(DATASET ROWS)
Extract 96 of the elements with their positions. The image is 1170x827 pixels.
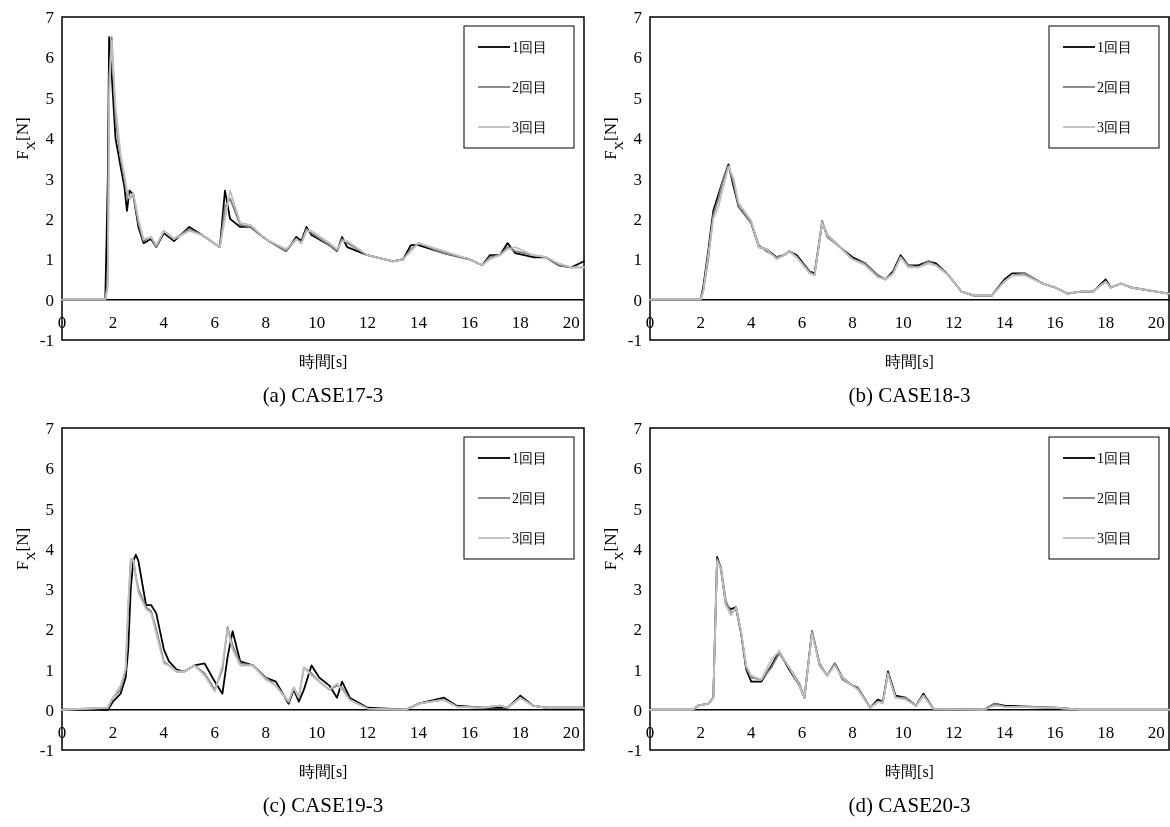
y-tick-label: 1 — [45, 660, 54, 680]
legend-label: 3回目 — [512, 531, 547, 546]
y-tick-label: 0 — [633, 290, 642, 310]
x-tick-label: 12 — [945, 312, 963, 332]
x-tick-label: 10 — [308, 722, 326, 742]
y-tick-label: 4 — [45, 539, 55, 559]
x-tick-label: 8 — [848, 312, 857, 332]
y-tick-label: 5 — [45, 499, 54, 519]
text: (c) CASE19-3 — [262, 793, 384, 817]
x-tick-label: 16 — [1046, 312, 1064, 332]
y-tick-label: 5 — [633, 88, 642, 108]
x-tick-label: 4 — [159, 722, 169, 742]
x-axis-title: 時間[s] — [885, 763, 934, 780]
legend-label: 1回目 — [512, 451, 547, 466]
legend-label: 3回目 — [1097, 120, 1132, 135]
y-tick-label: -1 — [627, 741, 642, 760]
legend-label: 2回目 — [1097, 80, 1132, 95]
x-tick-label: 8 — [261, 312, 270, 332]
x-tick-label: 16 — [460, 722, 478, 742]
x-tick-label: 4 — [159, 312, 169, 332]
legend-label: 1回目 — [1097, 40, 1132, 55]
x-axis-title: 時間[s] — [298, 763, 348, 780]
x-tick-label: 2 — [108, 312, 118, 332]
y-tick-label: 3 — [45, 169, 54, 189]
text: (b) CASE18-3 — [848, 383, 971, 407]
x-tick-label: 8 — [848, 722, 857, 742]
x-tick-label: 6 — [210, 312, 220, 332]
y-tick-label: 6 — [633, 459, 642, 479]
y-tick-label: 7 — [633, 419, 643, 438]
y-tick-label: 6 — [633, 48, 642, 68]
x-tick-label: 12 — [359, 722, 377, 742]
x-tick-label: 6 — [797, 722, 807, 742]
x-tick-label: 20 — [1147, 312, 1165, 332]
y-tick-label: 5 — [45, 88, 54, 108]
x-tick-label: 4 — [747, 312, 757, 332]
x-tick-label: 20 — [562, 312, 580, 332]
y-tick-label: 6 — [45, 459, 54, 479]
x-tick-label: 12 — [359, 312, 377, 332]
x-axis-title: 時間[s] — [885, 353, 934, 370]
legend-label: 2回目 — [1097, 491, 1132, 506]
legend-label: 2回目 — [512, 491, 547, 506]
text: (a) CASE17-3 — [262, 383, 384, 407]
x-tick-label: 18 — [1097, 312, 1115, 332]
x-tick-label: 2 — [108, 722, 118, 742]
x-tick-label: 16 — [460, 312, 478, 332]
x-tick-label: 14 — [995, 312, 1014, 332]
y-tick-label: 5 — [633, 499, 642, 519]
legend-label: 1回目 — [512, 40, 547, 55]
x-tick-label: 16 — [1046, 722, 1064, 742]
y-tick-label: -1 — [39, 331, 54, 350]
x-tick-label: 14 — [409, 722, 428, 742]
y-tick-label: 7 — [633, 8, 643, 27]
legend-label: 2回目 — [512, 80, 547, 95]
legend-label: 3回目 — [512, 120, 547, 135]
x-tick-label: 10 — [894, 722, 912, 742]
y-tick-label: 7 — [45, 419, 55, 438]
x-tick-label: 18 — [511, 312, 529, 332]
x-tick-label: 2 — [696, 312, 705, 332]
y-tick-label: 1 — [633, 660, 642, 680]
x-tick-label: 6 — [210, 722, 220, 742]
y-tick-label: -1 — [39, 741, 54, 760]
y-tick-label: 0 — [633, 700, 642, 720]
x-tick-label: 10 — [894, 312, 912, 332]
y-tick-label: 3 — [45, 580, 54, 599]
x-tick-label: 14 — [995, 722, 1014, 742]
y-tick-label: -1 — [627, 331, 642, 350]
x-tick-label: 18 — [511, 722, 529, 742]
y-tick-label: 0 — [45, 290, 54, 310]
y-tick-label: 2 — [45, 620, 54, 640]
x-tick-label: 18 — [1097, 722, 1115, 742]
legend-label: 1回目 — [1097, 451, 1132, 466]
y-tick-label: 0 — [45, 700, 54, 720]
y-tick-label: 2 — [633, 620, 642, 640]
x-tick-label: 14 — [409, 312, 428, 332]
y-tick-label: 3 — [633, 580, 642, 599]
x-tick-label: 4 — [747, 722, 757, 742]
x-tick-label: 2 — [696, 722, 705, 742]
x-tick-label: 8 — [261, 722, 270, 742]
x-axis-title: 時間[s] — [298, 353, 348, 370]
y-tick-label: 1 — [45, 250, 54, 270]
y-tick-label: 7 — [45, 8, 55, 27]
x-tick-label: 12 — [945, 722, 963, 742]
y-tick-label: 4 — [633, 129, 643, 149]
y-tick-label: 6 — [45, 48, 54, 68]
y-tick-label: 1 — [633, 250, 642, 270]
y-tick-label: 2 — [45, 209, 54, 229]
y-tick-label: 3 — [633, 169, 642, 189]
y-tick-label: 4 — [633, 539, 643, 559]
y-tick-label: 2 — [633, 209, 642, 229]
y-tick-label: 4 — [45, 129, 55, 149]
text: (d) CASE20-3 — [848, 793, 971, 817]
x-tick-label: 20 — [1147, 722, 1165, 742]
x-tick-label: 10 — [308, 312, 326, 332]
legend-label: 3回目 — [1097, 531, 1132, 546]
x-tick-label: 20 — [562, 722, 580, 742]
x-tick-label: 6 — [797, 312, 807, 332]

(EXERCISE) Report each line above that contains the string "axis". Case matters.

(EXERCISE OUTPUT)
x-axis-title: 時間[s] — [885, 763, 934, 780]
x-axis-title: 時間[s] — [298, 763, 348, 780]
x-axis-title: 時間[s] — [885, 353, 934, 370]
x-axis-title: 時間[s] — [298, 353, 348, 370]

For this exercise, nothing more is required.